## Task details
Copy the data that follows, character for character, minus the pictures.

— start —

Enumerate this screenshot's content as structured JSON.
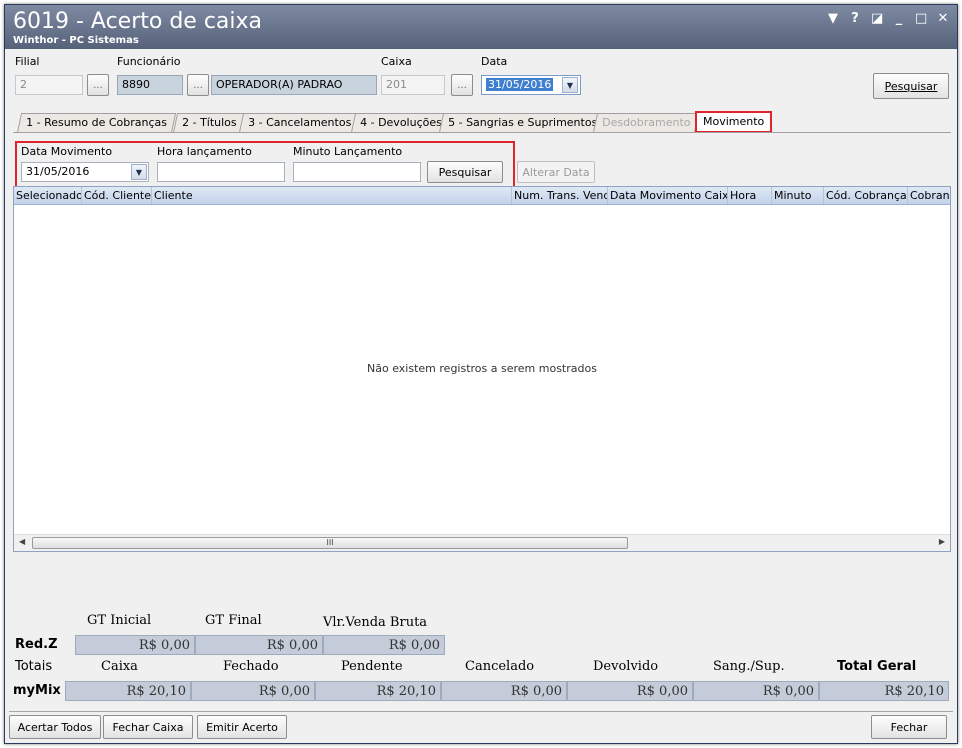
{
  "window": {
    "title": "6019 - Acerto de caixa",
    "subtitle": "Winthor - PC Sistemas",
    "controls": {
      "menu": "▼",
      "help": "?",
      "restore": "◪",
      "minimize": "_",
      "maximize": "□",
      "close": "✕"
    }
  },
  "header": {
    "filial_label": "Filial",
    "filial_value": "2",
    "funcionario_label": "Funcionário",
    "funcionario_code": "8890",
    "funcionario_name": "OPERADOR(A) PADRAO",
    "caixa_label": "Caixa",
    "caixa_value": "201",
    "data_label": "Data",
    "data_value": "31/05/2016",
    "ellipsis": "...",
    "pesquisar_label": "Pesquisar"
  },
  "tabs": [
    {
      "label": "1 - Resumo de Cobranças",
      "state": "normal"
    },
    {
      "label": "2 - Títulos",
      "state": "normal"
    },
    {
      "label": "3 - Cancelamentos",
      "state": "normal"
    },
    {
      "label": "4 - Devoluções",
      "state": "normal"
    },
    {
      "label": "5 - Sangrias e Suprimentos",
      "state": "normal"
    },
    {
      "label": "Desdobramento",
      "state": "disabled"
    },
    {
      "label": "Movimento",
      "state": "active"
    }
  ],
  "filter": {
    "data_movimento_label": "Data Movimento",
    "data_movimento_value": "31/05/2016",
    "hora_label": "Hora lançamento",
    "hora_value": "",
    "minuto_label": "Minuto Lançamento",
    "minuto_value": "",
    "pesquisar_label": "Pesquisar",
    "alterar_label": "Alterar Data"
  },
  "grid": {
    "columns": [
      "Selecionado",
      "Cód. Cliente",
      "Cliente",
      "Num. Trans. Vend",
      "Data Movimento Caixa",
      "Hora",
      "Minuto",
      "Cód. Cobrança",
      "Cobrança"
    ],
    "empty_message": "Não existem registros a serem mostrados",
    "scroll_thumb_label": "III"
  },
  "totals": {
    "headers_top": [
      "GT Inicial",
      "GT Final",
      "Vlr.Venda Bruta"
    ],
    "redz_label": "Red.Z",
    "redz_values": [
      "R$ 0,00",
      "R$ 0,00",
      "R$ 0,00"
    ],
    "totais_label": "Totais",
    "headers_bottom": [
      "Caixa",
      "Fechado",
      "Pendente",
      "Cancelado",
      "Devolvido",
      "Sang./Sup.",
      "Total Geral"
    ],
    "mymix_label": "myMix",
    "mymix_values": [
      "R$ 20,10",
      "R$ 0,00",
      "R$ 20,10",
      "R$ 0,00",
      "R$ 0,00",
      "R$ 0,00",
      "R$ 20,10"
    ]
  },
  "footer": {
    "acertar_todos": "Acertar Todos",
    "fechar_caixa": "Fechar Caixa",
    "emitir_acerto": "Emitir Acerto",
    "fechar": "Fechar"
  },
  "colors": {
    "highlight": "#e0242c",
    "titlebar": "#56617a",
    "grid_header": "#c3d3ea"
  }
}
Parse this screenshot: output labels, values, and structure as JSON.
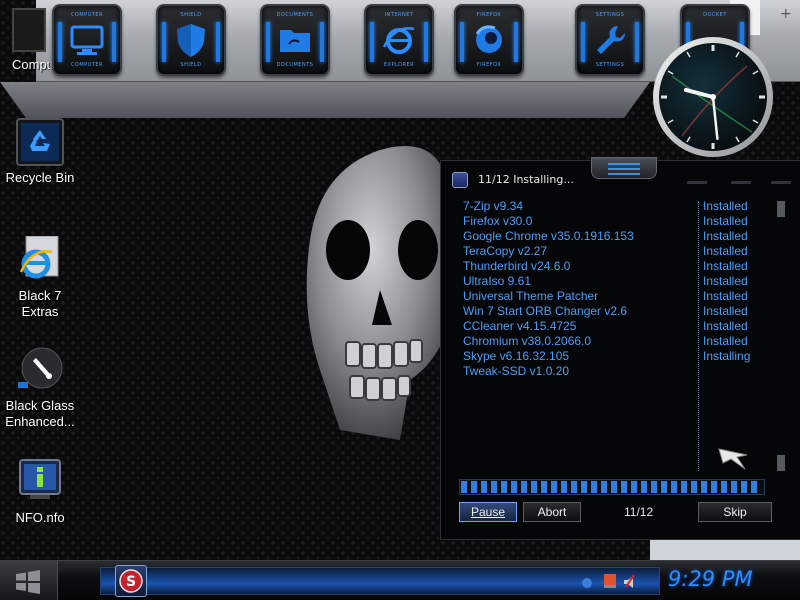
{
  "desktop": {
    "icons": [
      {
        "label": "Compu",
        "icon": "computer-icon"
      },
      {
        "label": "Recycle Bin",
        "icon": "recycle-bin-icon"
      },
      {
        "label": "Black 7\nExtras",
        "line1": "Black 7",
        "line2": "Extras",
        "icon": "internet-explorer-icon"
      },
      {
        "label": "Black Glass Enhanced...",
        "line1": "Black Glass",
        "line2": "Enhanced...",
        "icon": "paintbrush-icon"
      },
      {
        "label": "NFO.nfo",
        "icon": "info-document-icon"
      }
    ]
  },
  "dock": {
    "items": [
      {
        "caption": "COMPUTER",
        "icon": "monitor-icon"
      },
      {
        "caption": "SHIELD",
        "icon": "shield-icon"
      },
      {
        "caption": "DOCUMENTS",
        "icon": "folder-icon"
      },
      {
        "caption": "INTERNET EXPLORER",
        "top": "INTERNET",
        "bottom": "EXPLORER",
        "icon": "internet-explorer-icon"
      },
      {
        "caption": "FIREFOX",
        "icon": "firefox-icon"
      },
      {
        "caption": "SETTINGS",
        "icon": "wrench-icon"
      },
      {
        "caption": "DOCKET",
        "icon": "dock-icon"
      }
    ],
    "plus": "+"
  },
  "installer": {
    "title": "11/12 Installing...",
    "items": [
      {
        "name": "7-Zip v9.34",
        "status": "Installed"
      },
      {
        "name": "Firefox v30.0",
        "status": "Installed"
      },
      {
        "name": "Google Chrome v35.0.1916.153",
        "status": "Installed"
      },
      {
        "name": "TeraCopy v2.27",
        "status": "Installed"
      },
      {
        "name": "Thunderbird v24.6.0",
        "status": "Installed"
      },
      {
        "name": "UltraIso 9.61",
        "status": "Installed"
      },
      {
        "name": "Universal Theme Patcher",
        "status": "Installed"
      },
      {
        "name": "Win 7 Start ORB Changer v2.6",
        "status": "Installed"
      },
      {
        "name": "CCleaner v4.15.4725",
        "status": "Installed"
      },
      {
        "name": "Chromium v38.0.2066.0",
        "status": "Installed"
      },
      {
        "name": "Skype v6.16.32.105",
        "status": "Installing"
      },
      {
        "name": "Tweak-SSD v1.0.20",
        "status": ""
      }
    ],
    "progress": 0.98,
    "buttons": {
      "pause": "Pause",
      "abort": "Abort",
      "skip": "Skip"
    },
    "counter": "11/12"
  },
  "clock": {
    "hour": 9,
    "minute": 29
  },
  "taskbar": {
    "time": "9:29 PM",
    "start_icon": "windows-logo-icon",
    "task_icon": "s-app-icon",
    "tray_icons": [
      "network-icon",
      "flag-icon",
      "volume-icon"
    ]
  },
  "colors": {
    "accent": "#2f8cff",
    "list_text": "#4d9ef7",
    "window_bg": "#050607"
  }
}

— end —

## Answer in full
Enumerate this screenshot's content as structured JSON.
{
  "window": {
    "title": "6019 - Acerto de caixa",
    "subtitle": "Winthor - PC Sistemas",
    "controls": {
      "menu": "▼",
      "help": "?",
      "restore": "◪",
      "minimize": "_",
      "maximize": "□",
      "close": "✕"
    }
  },
  "header": {
    "filial_label": "Filial",
    "filial_value": "2",
    "funcionario_label": "Funcionário",
    "funcionario_code": "8890",
    "funcionario_name": "OPERADOR(A) PADRAO",
    "caixa_label": "Caixa",
    "caixa_value": "201",
    "data_label": "Data",
    "data_value": "31/05/2016",
    "ellipsis": "...",
    "pesquisar_label": "Pesquisar"
  },
  "tabs": [
    {
      "label": "1 - Resumo de Cobranças",
      "state": "normal"
    },
    {
      "label": "2 - Títulos",
      "state": "normal"
    },
    {
      "label": "3 - Cancelamentos",
      "state": "normal"
    },
    {
      "label": "4 - Devoluções",
      "state": "normal"
    },
    {
      "label": "5 - Sangrias e Suprimentos",
      "state": "normal"
    },
    {
      "label": "Desdobramento",
      "state": "disabled"
    },
    {
      "label": "Movimento",
      "state": "active"
    }
  ],
  "filter": {
    "data_movimento_label": "Data Movimento",
    "data_movimento_value": "31/05/2016",
    "hora_label": "Hora lançamento",
    "hora_value": "",
    "minuto_label": "Minuto Lançamento",
    "minuto_value": "",
    "pesquisar_label": "Pesquisar",
    "alterar_label": "Alterar Data"
  },
  "grid": {
    "columns": [
      "Selecionado",
      "Cód. Cliente",
      "Cliente",
      "Num. Trans. Vend",
      "Data Movimento Caixa",
      "Hora",
      "Minuto",
      "Cód. Cobrança",
      "Cobrança"
    ],
    "empty_message": "Não existem registros a serem mostrados",
    "scroll_thumb_label": "III"
  },
  "totals": {
    "headers_top": [
      "GT Inicial",
      "GT Final",
      "Vlr.Venda Bruta"
    ],
    "redz_label": "Red.Z",
    "redz_values": [
      "R$ 0,00",
      "R$ 0,00",
      "R$ 0,00"
    ],
    "totais_label": "Totais",
    "headers_bottom": [
      "Caixa",
      "Fechado",
      "Pendente",
      "Cancelado",
      "Devolvido",
      "Sang./Sup.",
      "Total Geral"
    ],
    "mymix_label": "myMix",
    "mymix_values": [
      "R$ 20,10",
      "R$ 0,00",
      "R$ 20,10",
      "R$ 0,00",
      "R$ 0,00",
      "R$ 0,00",
      "R$ 20,10"
    ]
  },
  "footer": {
    "acertar_todos": "Acertar Todos",
    "fechar_caixa": "Fechar Caixa",
    "emitir_acerto": "Emitir Acerto",
    "fechar": "Fechar"
  },
  "colors": {
    "highlight": "#e0242c",
    "titlebar": "#56617a",
    "grid_header": "#c3d3ea"
  }
}
Parse this screenshot: output labels, values, and structure as JSON.
{
  "desktop": {
    "icons": [
      {
        "label": "Compu",
        "icon": "computer-icon"
      },
      {
        "label": "Recycle Bin",
        "icon": "recycle-bin-icon"
      },
      {
        "label": "Black 7\nExtras",
        "line1": "Black 7",
        "line2": "Extras",
        "icon": "internet-explorer-icon"
      },
      {
        "label": "Black Glass Enhanced...",
        "line1": "Black Glass",
        "line2": "Enhanced...",
        "icon": "paintbrush-icon"
      },
      {
        "label": "NFO.nfo",
        "icon": "info-document-icon"
      }
    ]
  },
  "dock": {
    "items": [
      {
        "caption": "COMPUTER",
        "icon": "monitor-icon"
      },
      {
        "caption": "SHIELD",
        "icon": "shield-icon"
      },
      {
        "caption": "DOCUMENTS",
        "icon": "folder-icon"
      },
      {
        "caption": "INTERNET EXPLORER",
        "top": "INTERNET",
        "bottom": "EXPLORER",
        "icon": "internet-explorer-icon"
      },
      {
        "caption": "FIREFOX",
        "icon": "firefox-icon"
      },
      {
        "caption": "SETTINGS",
        "icon": "wrench-icon"
      },
      {
        "caption": "DOCKET",
        "icon": "dock-icon"
      }
    ],
    "plus": "+"
  },
  "installer": {
    "title": "11/12 Installing...",
    "items": [
      {
        "name": "7-Zip v9.34",
        "status": "Installed"
      },
      {
        "name": "Firefox v30.0",
        "status": "Installed"
      },
      {
        "name": "Google Chrome v35.0.1916.153",
        "status": "Installed"
      },
      {
        "name": "TeraCopy v2.27",
        "status": "Installed"
      },
      {
        "name": "Thunderbird v24.6.0",
        "status": "Installed"
      },
      {
        "name": "UltraIso 9.61",
        "status": "Installed"
      },
      {
        "name": "Universal Theme Patcher",
        "status": "Installed"
      },
      {
        "name": "Win 7 Start ORB Changer v2.6",
        "status": "Installed"
      },
      {
        "name": "CCleaner v4.15.4725",
        "status": "Installed"
      },
      {
        "name": "Chromium v38.0.2066.0",
        "status": "Installed"
      },
      {
        "name": "Skype v6.16.32.105",
        "status": "Installing"
      },
      {
        "name": "Tweak-SSD v1.0.20",
        "status": ""
      }
    ],
    "progress": 0.98,
    "buttons": {
      "pause": "Pause",
      "abort": "Abort",
      "skip": "Skip"
    },
    "counter": "11/12"
  },
  "clock": {
    "hour": 9,
    "minute": 29
  },
  "taskbar": {
    "time": "9:29 PM",
    "start_icon": "windows-logo-icon",
    "task_icon": "s-app-icon",
    "tray_icons": [
      "network-icon",
      "flag-icon",
      "volume-icon"
    ]
  },
  "colors": {
    "accent": "#2f8cff",
    "list_text": "#4d9ef7",
    "window_bg": "#050607"
  }
}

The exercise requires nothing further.